▸ **The request**: Reproduce each line that includes the word "Program".

Stored items from a collection:
▬▬▬
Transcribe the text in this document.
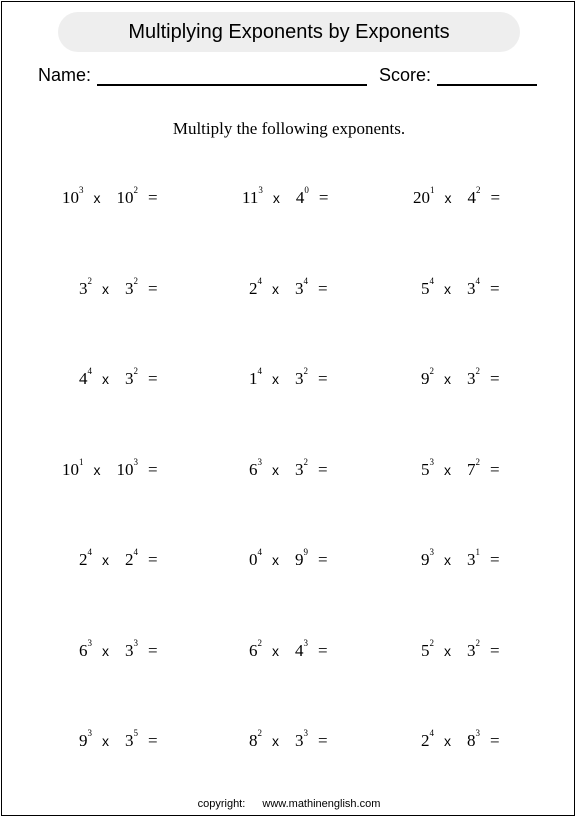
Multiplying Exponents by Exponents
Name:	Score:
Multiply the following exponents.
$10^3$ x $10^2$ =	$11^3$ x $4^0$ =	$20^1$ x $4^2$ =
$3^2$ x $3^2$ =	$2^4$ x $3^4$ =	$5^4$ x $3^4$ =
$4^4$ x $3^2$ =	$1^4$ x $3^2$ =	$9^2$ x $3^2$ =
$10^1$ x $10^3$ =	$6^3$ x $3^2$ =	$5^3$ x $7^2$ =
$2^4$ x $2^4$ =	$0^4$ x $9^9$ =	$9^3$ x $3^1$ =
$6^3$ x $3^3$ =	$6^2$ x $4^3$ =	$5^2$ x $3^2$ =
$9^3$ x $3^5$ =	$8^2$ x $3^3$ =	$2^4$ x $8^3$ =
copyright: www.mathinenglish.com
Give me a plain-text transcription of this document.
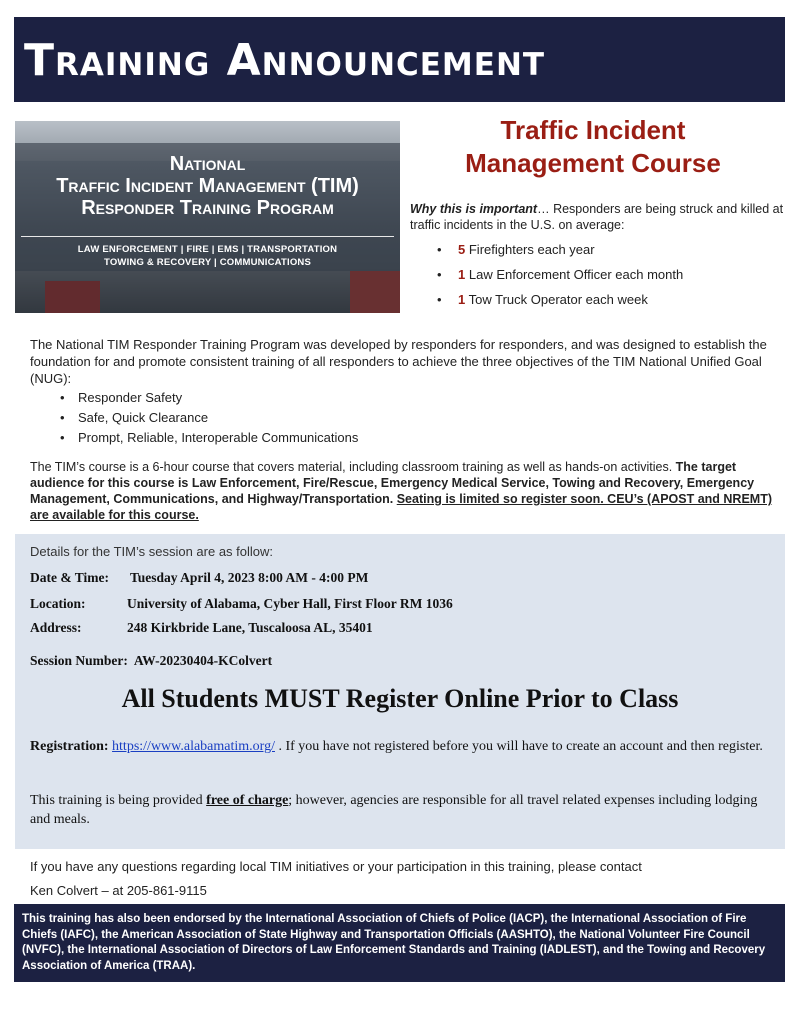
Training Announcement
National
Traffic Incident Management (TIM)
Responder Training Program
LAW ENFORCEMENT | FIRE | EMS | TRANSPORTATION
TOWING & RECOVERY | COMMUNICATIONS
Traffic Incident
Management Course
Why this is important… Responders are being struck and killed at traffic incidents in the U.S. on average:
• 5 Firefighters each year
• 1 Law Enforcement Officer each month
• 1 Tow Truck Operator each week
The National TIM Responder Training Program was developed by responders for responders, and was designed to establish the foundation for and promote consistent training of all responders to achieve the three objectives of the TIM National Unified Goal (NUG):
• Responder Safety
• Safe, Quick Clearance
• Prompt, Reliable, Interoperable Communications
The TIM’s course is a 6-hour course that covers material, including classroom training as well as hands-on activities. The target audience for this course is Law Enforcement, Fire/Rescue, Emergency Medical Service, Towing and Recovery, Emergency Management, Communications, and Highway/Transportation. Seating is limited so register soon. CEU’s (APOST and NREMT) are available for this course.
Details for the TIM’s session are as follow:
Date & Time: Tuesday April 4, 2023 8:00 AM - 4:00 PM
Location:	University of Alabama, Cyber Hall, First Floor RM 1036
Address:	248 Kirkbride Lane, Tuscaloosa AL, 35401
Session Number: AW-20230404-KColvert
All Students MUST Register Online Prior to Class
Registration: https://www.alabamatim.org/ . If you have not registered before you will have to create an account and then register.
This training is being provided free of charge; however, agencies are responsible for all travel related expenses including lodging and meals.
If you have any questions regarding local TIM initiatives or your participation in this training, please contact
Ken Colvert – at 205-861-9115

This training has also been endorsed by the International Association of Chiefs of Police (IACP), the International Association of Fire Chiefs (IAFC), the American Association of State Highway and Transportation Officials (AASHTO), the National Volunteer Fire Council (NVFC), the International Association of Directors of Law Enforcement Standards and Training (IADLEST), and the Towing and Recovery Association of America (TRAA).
▬▬▬
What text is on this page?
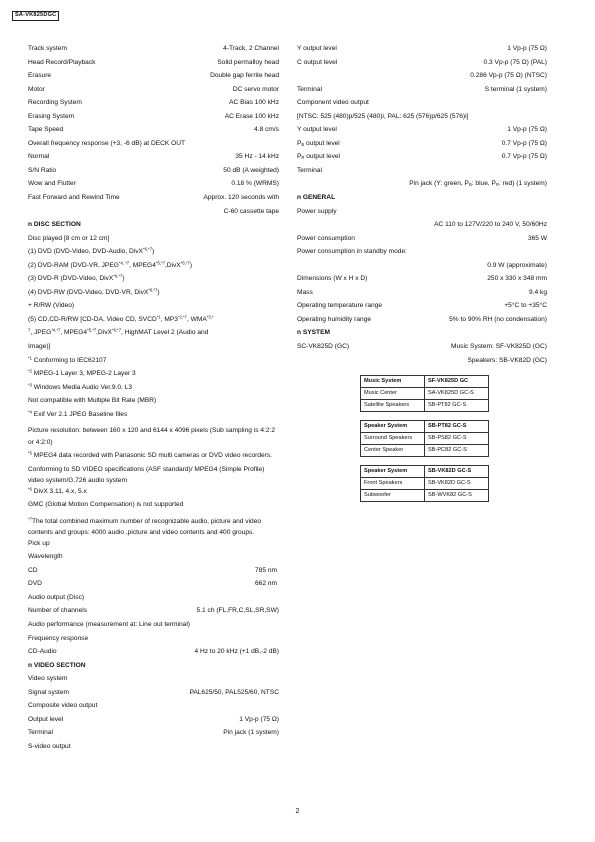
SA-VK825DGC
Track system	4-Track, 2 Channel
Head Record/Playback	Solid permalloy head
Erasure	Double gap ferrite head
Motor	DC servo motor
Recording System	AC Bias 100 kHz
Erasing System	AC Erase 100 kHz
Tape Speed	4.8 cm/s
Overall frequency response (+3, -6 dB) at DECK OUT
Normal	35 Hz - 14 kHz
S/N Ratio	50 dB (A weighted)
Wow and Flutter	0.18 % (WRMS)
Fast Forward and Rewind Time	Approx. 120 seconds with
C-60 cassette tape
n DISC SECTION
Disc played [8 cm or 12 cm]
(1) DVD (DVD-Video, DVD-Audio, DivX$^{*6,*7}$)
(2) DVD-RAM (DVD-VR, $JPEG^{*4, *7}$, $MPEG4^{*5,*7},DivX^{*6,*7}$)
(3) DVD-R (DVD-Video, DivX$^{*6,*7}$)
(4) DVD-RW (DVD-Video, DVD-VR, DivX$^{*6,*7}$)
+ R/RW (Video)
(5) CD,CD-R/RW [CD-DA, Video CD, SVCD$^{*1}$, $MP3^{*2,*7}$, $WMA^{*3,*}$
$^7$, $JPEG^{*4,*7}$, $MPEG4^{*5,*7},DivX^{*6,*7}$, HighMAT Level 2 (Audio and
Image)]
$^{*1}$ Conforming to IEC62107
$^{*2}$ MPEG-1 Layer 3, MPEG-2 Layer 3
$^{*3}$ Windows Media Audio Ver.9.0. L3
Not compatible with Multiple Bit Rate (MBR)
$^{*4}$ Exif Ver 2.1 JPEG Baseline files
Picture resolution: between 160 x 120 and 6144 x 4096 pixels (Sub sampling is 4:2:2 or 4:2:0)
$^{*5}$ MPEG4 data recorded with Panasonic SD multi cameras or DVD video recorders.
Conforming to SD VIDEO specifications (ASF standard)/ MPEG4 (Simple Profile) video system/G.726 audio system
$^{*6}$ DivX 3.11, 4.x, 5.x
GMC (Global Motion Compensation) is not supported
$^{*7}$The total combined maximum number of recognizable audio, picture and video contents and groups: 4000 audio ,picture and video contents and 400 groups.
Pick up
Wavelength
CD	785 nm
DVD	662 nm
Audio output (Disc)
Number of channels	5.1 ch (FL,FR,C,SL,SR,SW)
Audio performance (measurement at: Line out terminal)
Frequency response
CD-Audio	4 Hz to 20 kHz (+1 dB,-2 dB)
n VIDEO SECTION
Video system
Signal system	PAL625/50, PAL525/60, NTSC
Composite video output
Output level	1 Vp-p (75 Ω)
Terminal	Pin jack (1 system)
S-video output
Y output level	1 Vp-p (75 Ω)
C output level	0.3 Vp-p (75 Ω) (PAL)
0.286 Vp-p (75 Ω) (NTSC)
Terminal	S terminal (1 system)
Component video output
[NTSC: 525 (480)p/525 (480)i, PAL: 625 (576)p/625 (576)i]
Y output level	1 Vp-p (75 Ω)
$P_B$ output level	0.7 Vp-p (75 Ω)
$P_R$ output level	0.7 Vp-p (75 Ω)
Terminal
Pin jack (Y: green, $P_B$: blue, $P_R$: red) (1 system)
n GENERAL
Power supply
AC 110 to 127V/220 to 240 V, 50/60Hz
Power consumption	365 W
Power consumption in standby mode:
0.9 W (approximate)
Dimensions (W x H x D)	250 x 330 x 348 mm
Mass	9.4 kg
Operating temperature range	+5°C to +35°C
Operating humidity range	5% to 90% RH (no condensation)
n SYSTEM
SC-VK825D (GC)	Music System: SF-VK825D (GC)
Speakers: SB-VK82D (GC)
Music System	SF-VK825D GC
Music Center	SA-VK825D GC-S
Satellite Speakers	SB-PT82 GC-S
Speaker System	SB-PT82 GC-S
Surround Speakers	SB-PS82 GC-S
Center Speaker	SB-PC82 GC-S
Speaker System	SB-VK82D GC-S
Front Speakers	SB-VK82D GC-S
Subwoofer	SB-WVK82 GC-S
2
▬▬▬
▸ **In response**:
Responder Training Program
The National TIM Responder Training Program was developed by responders for responders, and was designed to establish the foundation for and promote consistent training of all responders to achieve the three objectives of the TIM National Unified Goal (NUG):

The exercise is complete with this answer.